Given entries
-------

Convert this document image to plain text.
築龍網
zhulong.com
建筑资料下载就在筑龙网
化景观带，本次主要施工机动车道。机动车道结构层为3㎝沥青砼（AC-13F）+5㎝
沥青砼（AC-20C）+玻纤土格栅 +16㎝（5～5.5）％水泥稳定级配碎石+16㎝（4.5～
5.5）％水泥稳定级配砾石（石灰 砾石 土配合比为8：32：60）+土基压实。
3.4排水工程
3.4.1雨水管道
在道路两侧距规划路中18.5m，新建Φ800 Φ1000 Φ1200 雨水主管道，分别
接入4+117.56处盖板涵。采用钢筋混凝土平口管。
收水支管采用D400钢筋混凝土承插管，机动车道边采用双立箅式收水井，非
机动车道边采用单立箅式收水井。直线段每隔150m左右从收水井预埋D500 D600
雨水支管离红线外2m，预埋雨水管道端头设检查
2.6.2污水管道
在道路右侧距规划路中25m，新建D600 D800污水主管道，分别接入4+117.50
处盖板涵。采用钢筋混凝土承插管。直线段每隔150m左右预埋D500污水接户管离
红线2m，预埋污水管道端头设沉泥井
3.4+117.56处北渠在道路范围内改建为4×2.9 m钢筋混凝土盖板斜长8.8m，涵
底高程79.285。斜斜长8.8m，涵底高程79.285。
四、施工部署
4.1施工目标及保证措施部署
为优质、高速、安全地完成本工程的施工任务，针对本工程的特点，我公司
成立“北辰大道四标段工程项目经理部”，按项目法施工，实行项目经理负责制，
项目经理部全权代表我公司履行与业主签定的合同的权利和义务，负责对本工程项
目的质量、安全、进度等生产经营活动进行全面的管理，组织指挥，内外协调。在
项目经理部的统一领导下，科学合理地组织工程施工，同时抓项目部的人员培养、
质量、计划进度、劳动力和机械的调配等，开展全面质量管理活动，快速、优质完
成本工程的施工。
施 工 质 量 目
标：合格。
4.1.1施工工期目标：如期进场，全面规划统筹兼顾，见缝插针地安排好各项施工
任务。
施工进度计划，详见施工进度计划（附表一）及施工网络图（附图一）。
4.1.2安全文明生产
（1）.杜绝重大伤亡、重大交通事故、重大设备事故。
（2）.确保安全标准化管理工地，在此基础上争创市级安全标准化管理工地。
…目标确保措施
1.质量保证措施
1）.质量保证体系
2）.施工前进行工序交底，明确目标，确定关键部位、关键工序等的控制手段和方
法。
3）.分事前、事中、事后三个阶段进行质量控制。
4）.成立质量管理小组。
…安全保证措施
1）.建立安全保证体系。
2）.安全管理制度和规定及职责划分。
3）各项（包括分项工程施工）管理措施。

-------

Transcribe all lines as written.

Exercise solution
Convert this document image to plain text.
築龍網
zhulong.com
建筑资料下载就在筑龙网
化景观带，本次主要施工机动车道。机动车道结构层为3㎝沥青砼（AC-13F）+5㎝
沥青砼（AC-20C）+玻纤土格栅 +16㎝（5～5.5）％水泥稳定级配碎石+16㎝（4.5～
5.5）％水泥稳定级配砾石（石灰 砾石 土配合比为8：32：60）+土基压实。
3.4排水工程
3.4.1雨水管道
在道路两侧距规划路中18.5m，新建Φ800 Φ1000 Φ1200 雨水主管道，分别
接入4+117.56处盖板涵。采用钢筋混凝土平口管。
收水支管采用D400钢筋混凝土承插管，机动车道边采用双立箅式收水井，非
机动车道边采用单立箅式收水井。直线段每隔150m左右从收水井预埋D500 D600
雨水支管离红线外2m，预埋雨水管道端头设检查
2.6.2污水管道
在道路右侧距规划路中25m，新建D600 D800污水主管道，分别接入4+117.50
处盖板涵。采用钢筋混凝土承插管。直线段每隔150m左右预埋D500污水接户管离
红线2m，预埋污水管道端头设沉泥井
3.4+117.56处北渠在道路范围内改建为4×2.9 m钢筋混凝土盖板斜长8.8m，涵
底高程79.285。斜斜长8.8m，涵底高程79.285。
四、施工部署
4.1施工目标及保证措施部署
为优质、高速、安全地完成本工程的施工任务，针对本工程的特点，我公司
成立“北辰大道四标段工程项目经理部”，按项目法施工，实行项目经理负责制，
项目经理部全权代表我公司履行与业主签定的合同的权利和义务，负责对本工程项
目的质量、安全、进度等生产经营活动进行全面的管理，组织指挥，内外协调。在
项目经理部的统一领导下，科学合理地组织工程施工，同时抓项目部的人员培养、
质量、计划进度、劳动力和机械的调配等，开展全面质量管理活动，快速、优质完
成本工程的施工。
施 工 质 量 目
标：合格。
4.1.1施工工期目标：如期进场，全面规划统筹兼顾，见缝插针地安排好各项施工
任务。
施工进度计划，详见施工进度计划（附表一）及施工网络图（附图一）。
4.1.2安全文明生产
（1）.杜绝重大伤亡、重大交通事故、重大设备事故。
（2）.确保安全标准化管理工地，在此基础上争创市级安全标准化管理工地。
…目标确保措施
1.质量保证措施
1）.质量保证体系
2）.施工前进行工序交底，明确目标，确定关键部位、关键工序等的控制手段和方
法。
3）.分事前、事中、事后三个阶段进行质量控制。
4）.成立质量管理小组。
…安全保证措施
1）.建立安全保证体系。
2）.安全管理制度和规定及职责划分。
3）各项（包括分项工程施工）管理措施。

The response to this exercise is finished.